Extracted text:
[BEGIN]
No Vacation talks Community, Song Writing in New York and Identity Within the Industry


Interview & Photos by Javi Perez

First formed by Sabrina (Sab) Mai (lead singer & guitar) in a dorm room back in 2015, No Vacation has experienced multiple ups and downs during their few years of existence, from the phenomenal success of their debut album, Amo XO, to disbanding indefinitely and then re-forming back in 2017. Interestingly, through all this evolution, No Vacation has maintained it’s core lineup, making for a still-distinct sound. Recently, the San Francisco-grown band’s been touring all over and getting ready to release their new EP ‘Phasing’ later this year - the first single off the album - ‘Estrangers’ - being released tomorrow!

With a sound described by fans as everything from wavy gravy, to dreamy beach vibes with bubbles, the indie pop band is only going to keep getting bigger. The band sat down with us after a recent show to chat about community, their sound evolution while transitioning between New York and San Fran, and struggling with identity within (and outside of) the music industry.


Most of the songs that you’ve previously released were written in SF. Being in NYC now, and with the new music coming out, do you think New York has influenced new sounds?

Nat - No, I don’t think our writing style is really influenced by location.

Sab - I don’t think that the places we live necessarily influence the type of music we make. I still think we make “sad” music that’s also upbeat; I don’t think that’s something that will ever change. I just like writing sad songs, I guess. (laughs)

Harrison - I think my headspace is more impactful than where I am geographically. My emotions weigh heavier than my surroundings for sure. Most of the new material was started in SF and finished in NYC, so if it does effect our writing, maybe it'll be an interesting blend.

Have you experienced many differences between the music communities in SF and Brooklyn?

Sab - I think community is where you make it, just like home is where you make it. You have to do the work of finding the people that make up your support system. It’s true that you become like the people you surround yourself with. I lived in SF at a very specific point in my life — I was a clueless freshman in college so everything was lax, not as serious as it is now. In Brooklyn, I’m grinding, whether it’s doing music or design. I’m not sitting in Golden Gate Park getting high anymore.

“Community is where you make it, just like home is where you make it.”

Harrison - I think I'm very lucky in that I've been surrounded by great friends in both cities. Also, Sarah Lewis — who played bass on our tour with Sales — and I have been dating and living together for years now, and I think she's my number one supporter by far.


As a creative, do you ever struggle with identity and your place within the industry? If so, how do you deal with it?

Nat - Honestly, I don’t believe I’ve ever experienced anything negative.

Sab - I’ve struggled with gender for a lot of my life, specifically in how I’ve always felt out of place, even in my own skin — I identify as non-binary. And honestly, I think there’s still a lot to learn for both myself and others in recognising that there needs to be a bigger space in both creative and non-creative fields for non-binary and trans people. I still get misgendered all the time by both people I work with and fans alike. I’m already a shy person so sometimes it’s hard to speak up about it because the labor of correcting someone and having to explain what they/them is, etc. is too strenuous. I just think there needs to be more education but all in all, I think there has been a big cultural shift in not just music, but socially, in how diversity is encouraged and openness is actually celebrated. It’s been really cool to see how the industry has shifted; seeing more female, trans, [and] non-binary representation in music is always sick to see.
[END]
Available data:
[BEGIN]
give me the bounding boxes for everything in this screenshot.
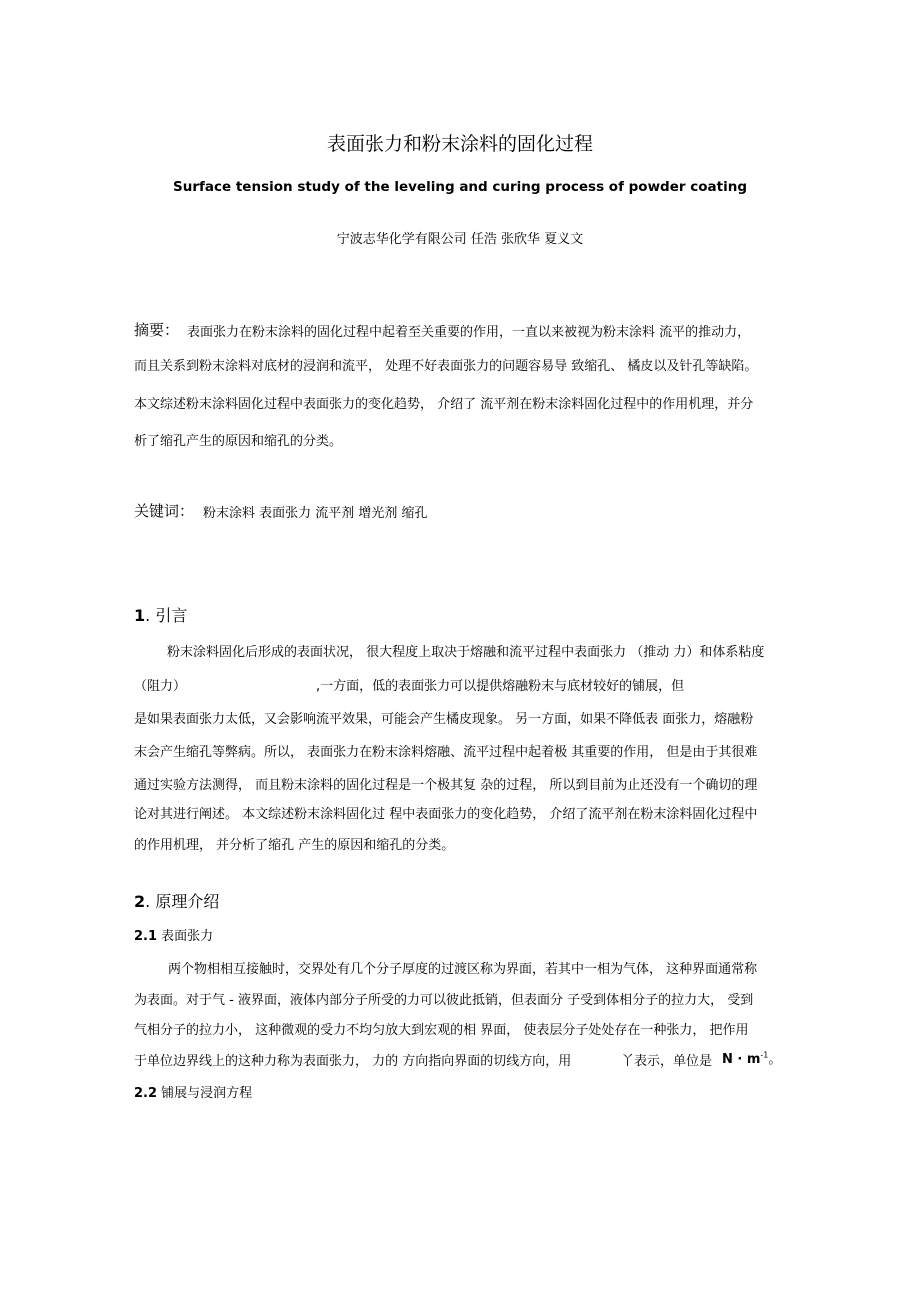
[END]
To do:
(a) In the No Vacation interview, in what year did the band re-form?
(b) For each statement, say whether it agrees with the No Vacation interview, and quote the words that decide it.
(i) The band was first formed in a dorm room in 2015.
(ii) Nat believes the band's writing style is influenced by location.
(iii) Sarah Lewis played bass on the band's tour with Sales.

Results in order:
(a) 2017

(b)
(i) Yes: "in a dorm room back in 2015"
(ii) No: "No, I don’t think our writing style is really influenced by location."
(iii) Yes: "who played bass on our tour with Sales"